Records
────
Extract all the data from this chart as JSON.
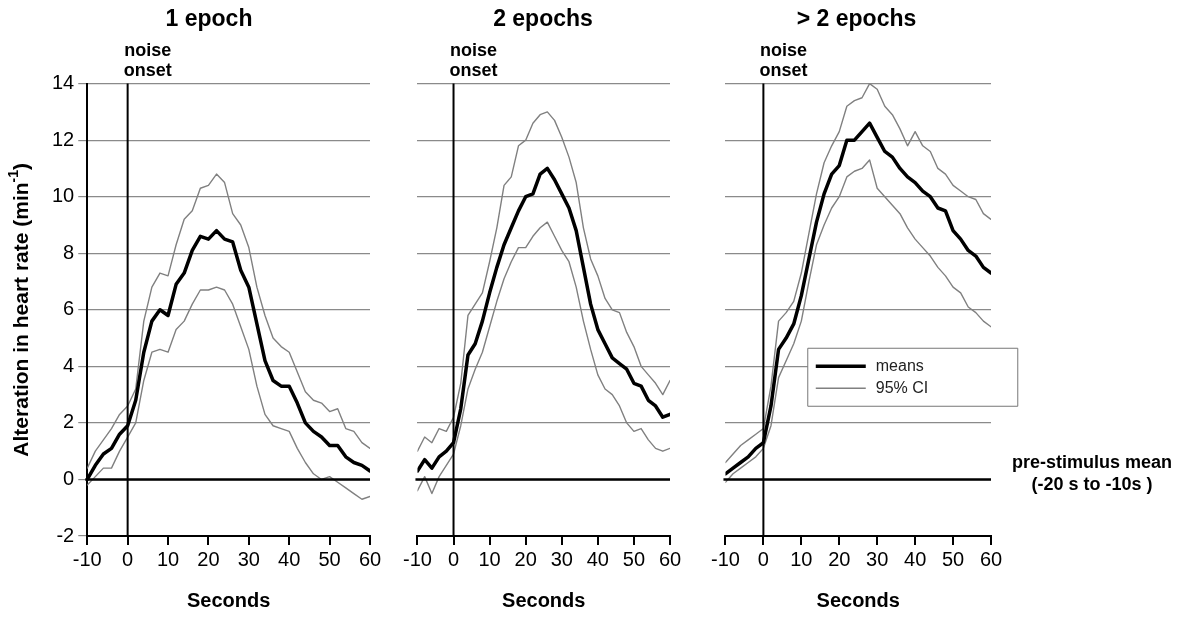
{
  "chart_data": [
    {
      "type": "line",
      "title": "1 epoch",
      "xlabel": "Seconds",
      "ylabel": "Alteration in heart rate (min$^{-1}$)",
      "x": [
        -10,
        -8,
        -6,
        -4,
        -2,
        0,
        2,
        4,
        6,
        8,
        10,
        12,
        14,
        16,
        18,
        20,
        22,
        24,
        26,
        28,
        30,
        32,
        34,
        36,
        38,
        40,
        42,
        44,
        46,
        48,
        50,
        52,
        54,
        56,
        58,
        60
      ],
      "series": [
        {
          "color": "#000000",
          "values": [
            0,
            0.5,
            0.9,
            1.1,
            1.6,
            1.9,
            2.8,
            4.5,
            5.6,
            6.0,
            5.8,
            6.9,
            7.3,
            8.1,
            8.6,
            8.5,
            8.8,
            8.5,
            8.4,
            7.4,
            6.8,
            5.5,
            4.2,
            3.5,
            3.3,
            3.3,
            2.7,
            2.0,
            1.7,
            1.5,
            1.2,
            1.2,
            0.8,
            0.6,
            0.5,
            0.3
          ]
        },
        {
          "color": "#808080",
          "values": [
            0.4,
            1.0,
            1.4,
            1.8,
            2.3,
            2.6,
            3.2,
            5.6,
            6.8,
            7.3,
            7.2,
            8.3,
            9.2,
            9.5,
            10.3,
            10.4,
            10.8,
            10.5,
            9.4,
            9.0,
            8.2,
            6.8,
            5.8,
            5.0,
            4.7,
            4.5,
            3.8,
            3.1,
            2.8,
            2.7,
            2.4,
            2.5,
            1.8,
            1.7,
            1.3,
            1.1
          ]
        },
        {
          "color": "#808080",
          "values": [
            -0.2,
            0.1,
            0.4,
            0.4,
            1.0,
            1.5,
            2.0,
            3.5,
            4.5,
            4.6,
            4.5,
            5.3,
            5.6,
            6.2,
            6.7,
            6.7,
            6.8,
            6.7,
            6.2,
            5.4,
            4.6,
            3.3,
            2.3,
            1.9,
            1.8,
            1.7,
            1.1,
            0.6,
            0.2,
            0.0,
            0.1,
            -0.1,
            -0.3,
            -0.5,
            -0.7,
            -0.6
          ]
        }
      ],
      "xlim": [
        -10,
        60
      ],
      "xticks": [
        -10,
        0,
        10,
        20,
        30,
        40,
        50,
        60
      ],
      "ylim": [
        -2,
        14
      ],
      "yticks": [
        -2,
        0,
        2,
        4,
        6,
        8,
        10,
        12,
        14
      ],
      "grid": "y",
      "legend": false,
      "ref_lines": [
        {
          "axis": "x",
          "value": 0,
          "label": "noise onset"
        },
        {
          "axis": "y",
          "value": 0
        }
      ]
    },
    {
      "type": "line",
      "title": "2 epochs",
      "xlabel": "Seconds",
      "x": [
        -10,
        -8,
        -6,
        -4,
        -2,
        0,
        2,
        4,
        6,
        8,
        10,
        12,
        14,
        16,
        18,
        20,
        22,
        24,
        26,
        28,
        30,
        32,
        34,
        36,
        38,
        40,
        42,
        44,
        46,
        48,
        50,
        52,
        54,
        56,
        58,
        60
      ],
      "series": [
        {
          "color": "#000000",
          "values": [
            0.3,
            0.7,
            0.4,
            0.8,
            1.0,
            1.3,
            2.5,
            4.4,
            4.8,
            5.6,
            6.6,
            7.5,
            8.3,
            8.9,
            9.5,
            10.0,
            10.1,
            10.8,
            11.0,
            10.6,
            10.1,
            9.6,
            8.8,
            7.5,
            6.2,
            5.3,
            4.8,
            4.3,
            4.1,
            3.9,
            3.4,
            3.3,
            2.8,
            2.6,
            2.2,
            2.3
          ]
        },
        {
          "color": "#808080",
          "values": [
            1.0,
            1.5,
            1.3,
            1.8,
            1.7,
            2.2,
            3.4,
            5.8,
            6.2,
            6.6,
            7.7,
            8.9,
            10.4,
            10.7,
            11.8,
            12.0,
            12.6,
            12.9,
            13.0,
            12.7,
            12.1,
            11.4,
            10.5,
            8.9,
            7.8,
            7.2,
            6.4,
            6.0,
            5.9,
            5.2,
            4.7,
            4.0,
            3.7,
            3.4,
            3.0,
            3.5
          ]
        },
        {
          "color": "#808080",
          "values": [
            -0.4,
            0.1,
            -0.5,
            0.1,
            0.5,
            0.9,
            1.9,
            3.2,
            3.9,
            4.5,
            5.4,
            6.3,
            7.1,
            7.7,
            8.2,
            8.2,
            8.6,
            8.9,
            9.1,
            8.6,
            8.1,
            7.7,
            6.8,
            5.6,
            4.6,
            3.7,
            3.2,
            3.0,
            2.6,
            2.0,
            1.7,
            1.8,
            1.4,
            1.1,
            1.0,
            1.1
          ]
        }
      ],
      "xlim": [
        -10,
        60
      ],
      "xticks": [
        -10,
        0,
        10,
        20,
        30,
        40,
        50,
        60
      ],
      "ylim": [
        -2,
        14
      ],
      "yticks": [
        -2,
        0,
        2,
        4,
        6,
        8,
        10,
        12,
        14
      ],
      "grid": "y",
      "legend": false,
      "tick_labels": "x",
      "ref_lines": [
        {
          "axis": "x",
          "value": 0,
          "label": "noise onset"
        },
        {
          "axis": "y",
          "value": 0
        }
      ]
    },
    {
      "type": "line",
      "title": "> 2 epochs",
      "xlabel": "Seconds",
      "x": [
        -10,
        -8,
        -6,
        -4,
        -2,
        0,
        2,
        4,
        6,
        8,
        10,
        12,
        14,
        16,
        18,
        20,
        22,
        24,
        26,
        28,
        30,
        32,
        34,
        36,
        38,
        40,
        42,
        44,
        46,
        48,
        50,
        52,
        54,
        56,
        58,
        60
      ],
      "series": [
        {
          "name": "means",
          "color": "#000000",
          "values": [
            0.2,
            0.4,
            0.6,
            0.8,
            1.1,
            1.3,
            2.6,
            4.6,
            5.0,
            5.5,
            6.5,
            7.8,
            9.1,
            10.1,
            10.8,
            11.1,
            12.0,
            12.0,
            12.3,
            12.6,
            12.1,
            11.6,
            11.4,
            11.0,
            10.7,
            10.5,
            10.2,
            10.0,
            9.6,
            9.5,
            8.8,
            8.5,
            8.1,
            7.9,
            7.5,
            7.3
          ]
        },
        {
          "name": "95% CI",
          "color": "#808080",
          "values": [
            0.6,
            0.9,
            1.2,
            1.4,
            1.6,
            1.8,
            3.3,
            5.6,
            5.9,
            6.3,
            7.3,
            8.7,
            10.1,
            11.2,
            11.8,
            12.3,
            13.2,
            13.4,
            13.5,
            14.0,
            13.8,
            13.2,
            12.9,
            12.4,
            11.8,
            12.3,
            11.8,
            11.6,
            11.0,
            10.8,
            10.4,
            10.2,
            10.0,
            9.9,
            9.4,
            9.2
          ]
        },
        {
          "color": "#808080",
          "values": [
            -0.1,
            0.2,
            0.4,
            0.6,
            0.8,
            1.1,
            1.9,
            3.6,
            4.2,
            4.8,
            5.6,
            7.0,
            8.3,
            9.0,
            9.6,
            10.0,
            10.7,
            10.9,
            11.0,
            11.3,
            10.3,
            10.0,
            9.7,
            9.4,
            8.9,
            8.5,
            8.2,
            7.9,
            7.5,
            7.2,
            6.8,
            6.6,
            6.1,
            5.9,
            5.6,
            5.4
          ]
        }
      ],
      "xlim": [
        -10,
        60
      ],
      "xticks": [
        -10,
        0,
        10,
        20,
        30,
        40,
        50,
        60
      ],
      "ylim": [
        -2,
        14
      ],
      "yticks": [
        -2,
        0,
        2,
        4,
        6,
        8,
        10,
        12,
        14
      ],
      "grid": "y",
      "legend": "right",
      "tick_labels": "x",
      "ref_lines": [
        {
          "axis": "x",
          "value": 0,
          "label": "noise onset"
        },
        {
          "axis": "y",
          "value": 0,
          "label": "pre-stimulus mean (-20 s to -10s )"
        }
      ]
    }
  ]
}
────
REQUIRED WORK: Pull out all lines of the data with the string "title".

SOLUTION TO THE EXERCISE:
      "title": "1 epoch",
      "title": "2 epochs",
      "title": "> 2 epochs",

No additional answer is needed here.